# What you have to do:
Exactly repeat the material, dropping every picture from the copy.

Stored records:

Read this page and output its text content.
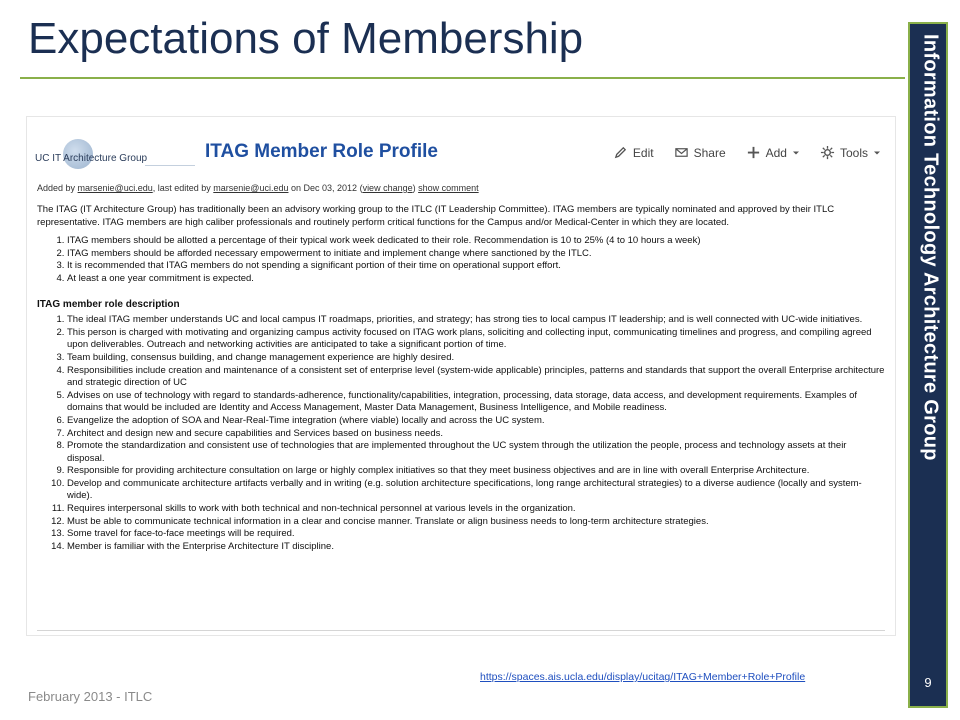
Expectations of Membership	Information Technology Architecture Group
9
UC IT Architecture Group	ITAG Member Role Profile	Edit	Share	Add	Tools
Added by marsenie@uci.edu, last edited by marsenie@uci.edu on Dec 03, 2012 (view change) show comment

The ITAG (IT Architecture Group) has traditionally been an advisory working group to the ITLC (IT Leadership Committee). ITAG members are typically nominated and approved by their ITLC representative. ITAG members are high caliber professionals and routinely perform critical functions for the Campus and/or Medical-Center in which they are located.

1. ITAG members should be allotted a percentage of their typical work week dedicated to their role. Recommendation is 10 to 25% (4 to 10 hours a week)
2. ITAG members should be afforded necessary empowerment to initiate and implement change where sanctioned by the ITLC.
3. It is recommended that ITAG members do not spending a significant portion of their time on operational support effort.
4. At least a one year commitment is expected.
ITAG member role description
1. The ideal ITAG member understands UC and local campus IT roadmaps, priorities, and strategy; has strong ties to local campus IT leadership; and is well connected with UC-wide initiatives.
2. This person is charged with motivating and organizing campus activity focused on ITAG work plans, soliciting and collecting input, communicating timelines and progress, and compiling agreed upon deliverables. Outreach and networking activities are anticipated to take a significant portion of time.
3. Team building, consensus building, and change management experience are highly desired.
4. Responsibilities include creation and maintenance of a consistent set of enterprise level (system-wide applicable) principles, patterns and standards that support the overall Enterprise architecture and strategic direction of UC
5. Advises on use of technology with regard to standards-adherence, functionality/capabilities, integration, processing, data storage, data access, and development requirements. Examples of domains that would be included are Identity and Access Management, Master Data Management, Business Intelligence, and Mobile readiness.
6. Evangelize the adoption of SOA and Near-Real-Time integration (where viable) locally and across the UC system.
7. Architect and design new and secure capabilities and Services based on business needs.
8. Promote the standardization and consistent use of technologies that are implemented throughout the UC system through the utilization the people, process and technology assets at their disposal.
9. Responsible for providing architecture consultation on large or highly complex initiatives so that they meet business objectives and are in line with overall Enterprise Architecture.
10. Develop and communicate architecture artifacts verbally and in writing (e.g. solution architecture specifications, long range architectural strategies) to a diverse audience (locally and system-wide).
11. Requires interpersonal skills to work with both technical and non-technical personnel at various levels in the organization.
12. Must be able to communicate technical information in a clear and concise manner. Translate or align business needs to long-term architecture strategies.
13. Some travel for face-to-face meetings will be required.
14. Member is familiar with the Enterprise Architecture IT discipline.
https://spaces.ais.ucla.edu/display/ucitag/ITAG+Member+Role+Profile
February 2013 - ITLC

# Solved problem:
Read this page and output its text content.
Expectations of Membership	Information Technology Architecture Group
9
UC IT Architecture Group	ITAG Member Role Profile	Edit	Share	Add	Tools
Added by marsenie@uci.edu, last edited by marsenie@uci.edu on Dec 03, 2012 (view change) show comment

The ITAG (IT Architecture Group) has traditionally been an advisory working group to the ITLC (IT Leadership Committee). ITAG members are typically nominated and approved by their ITLC representative. ITAG members are high caliber professionals and routinely perform critical functions for the Campus and/or Medical-Center in which they are located.

1. ITAG members should be allotted a percentage of their typical work week dedicated to their role. Recommendation is 10 to 25% (4 to 10 hours a week)
2. ITAG members should be afforded necessary empowerment to initiate and implement change where sanctioned by the ITLC.
3. It is recommended that ITAG members do not spending a significant portion of their time on operational support effort.
4. At least a one year commitment is expected.
ITAG member role description
1. The ideal ITAG member understands UC and local campus IT roadmaps, priorities, and strategy; has strong ties to local campus IT leadership; and is well connected with UC-wide initiatives.
2. This person is charged with motivating and organizing campus activity focused on ITAG work plans, soliciting and collecting input, communicating timelines and progress, and compiling agreed upon deliverables. Outreach and networking activities are anticipated to take a significant portion of time.
3. Team building, consensus building, and change management experience are highly desired.
4. Responsibilities include creation and maintenance of a consistent set of enterprise level (system-wide applicable) principles, patterns and standards that support the overall Enterprise architecture and strategic direction of UC
5. Advises on use of technology with regard to standards-adherence, functionality/capabilities, integration, processing, data storage, data access, and development requirements. Examples of domains that would be included are Identity and Access Management, Master Data Management, Business Intelligence, and Mobile readiness.
6. Evangelize the adoption of SOA and Near-Real-Time integration (where viable) locally and across the UC system.
7. Architect and design new and secure capabilities and Services based on business needs.
8. Promote the standardization and consistent use of technologies that are implemented throughout the UC system through the utilization the people, process and technology assets at their disposal.
9. Responsible for providing architecture consultation on large or highly complex initiatives so that they meet business objectives and are in line with overall Enterprise Architecture.
10. Develop and communicate architecture artifacts verbally and in writing (e.g. solution architecture specifications, long range architectural strategies) to a diverse audience (locally and system-wide).
11. Requires interpersonal skills to work with both technical and non-technical personnel at various levels in the organization.
12. Must be able to communicate technical information in a clear and concise manner. Translate or align business needs to long-term architecture strategies.
13. Some travel for face-to-face meetings will be required.
14. Member is familiar with the Enterprise Architecture IT discipline.
https://spaces.ais.ucla.edu/display/ucitag/ITAG+Member+Role+Profile
February 2013 - ITLC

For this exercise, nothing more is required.